--- START ---

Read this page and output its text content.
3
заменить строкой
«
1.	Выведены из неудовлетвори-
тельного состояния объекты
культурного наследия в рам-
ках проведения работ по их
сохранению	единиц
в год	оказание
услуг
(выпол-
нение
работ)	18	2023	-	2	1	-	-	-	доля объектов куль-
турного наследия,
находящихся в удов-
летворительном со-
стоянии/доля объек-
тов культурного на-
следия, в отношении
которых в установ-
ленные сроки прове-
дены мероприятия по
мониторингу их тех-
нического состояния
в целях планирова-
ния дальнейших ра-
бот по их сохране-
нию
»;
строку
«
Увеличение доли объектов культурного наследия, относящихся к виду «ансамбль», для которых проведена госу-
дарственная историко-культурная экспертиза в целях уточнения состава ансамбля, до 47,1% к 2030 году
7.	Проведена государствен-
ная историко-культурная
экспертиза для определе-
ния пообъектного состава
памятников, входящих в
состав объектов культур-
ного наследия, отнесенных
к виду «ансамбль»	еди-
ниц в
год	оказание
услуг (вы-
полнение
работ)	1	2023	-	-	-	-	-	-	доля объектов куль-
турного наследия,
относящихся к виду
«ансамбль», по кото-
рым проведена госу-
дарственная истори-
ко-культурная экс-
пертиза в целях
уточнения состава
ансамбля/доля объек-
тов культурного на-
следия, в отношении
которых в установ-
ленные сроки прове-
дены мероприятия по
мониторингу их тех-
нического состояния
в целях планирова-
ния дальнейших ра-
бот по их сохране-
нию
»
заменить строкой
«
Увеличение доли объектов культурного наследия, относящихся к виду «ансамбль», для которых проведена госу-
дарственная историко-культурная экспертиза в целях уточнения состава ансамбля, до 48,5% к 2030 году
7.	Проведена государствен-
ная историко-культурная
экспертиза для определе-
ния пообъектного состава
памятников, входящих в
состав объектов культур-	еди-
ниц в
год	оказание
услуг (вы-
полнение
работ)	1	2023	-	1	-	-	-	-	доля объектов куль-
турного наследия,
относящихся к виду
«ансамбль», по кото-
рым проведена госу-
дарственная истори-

--- END ---

**GOAL OF THE EXERCISE**
Print the material above once more, exactly.

**RESULT OF THE TASK**
Read this page and output its text content.
3
заменить строкой
«
1.	Выведены из неудовлетвори-
тельного состояния объекты
культурного наследия в рам-
ках проведения работ по их
сохранению	единиц
в год	оказание
услуг
(выпол-
нение
работ)	18	2023	-	2	1	-	-	-	доля объектов куль-
турного наследия,
находящихся в удов-
летворительном со-
стоянии/доля объек-
тов культурного на-
следия, в отношении
которых в установ-
ленные сроки прове-
дены мероприятия по
мониторингу их тех-
нического состояния
в целях планирова-
ния дальнейших ра-
бот по их сохране-
нию
»;
строку
«
Увеличение доли объектов культурного наследия, относящихся к виду «ансамбль», для которых проведена госу-
дарственная историко-культурная экспертиза в целях уточнения состава ансамбля, до 47,1% к 2030 году
7.	Проведена государствен-
ная историко-культурная
экспертиза для определе-
ния пообъектного состава
памятников, входящих в
состав объектов культур-
ного наследия, отнесенных
к виду «ансамбль»	еди-
ниц в
год	оказание
услуг (вы-
полнение
работ)	1	2023	-	-	-	-	-	-	доля объектов куль-
турного наследия,
относящихся к виду
«ансамбль», по кото-
рым проведена госу-
дарственная истори-
ко-культурная экс-
пертиза в целях
уточнения состава
ансамбля/доля объек-
тов культурного на-
следия, в отношении
которых в установ-
ленные сроки прове-
дены мероприятия по
мониторингу их тех-
нического состояния
в целях планирова-
ния дальнейших ра-
бот по их сохране-
нию
»
заменить строкой
«
Увеличение доли объектов культурного наследия, относящихся к виду «ансамбль», для которых проведена госу-
дарственная историко-культурная экспертиза в целях уточнения состава ансамбля, до 48,5% к 2030 году
7.	Проведена государствен-
ная историко-культурная
экспертиза для определе-
ния пообъектного состава
памятников, входящих в
состав объектов культур-	еди-
ниц в
год	оказание
услуг (вы-
полнение
работ)	1	2023	-	1	-	-	-	-	доля объектов куль-
турного наследия,
относящихся к виду
«ансамбль», по кото-
рым проведена госу-
дарственная истори-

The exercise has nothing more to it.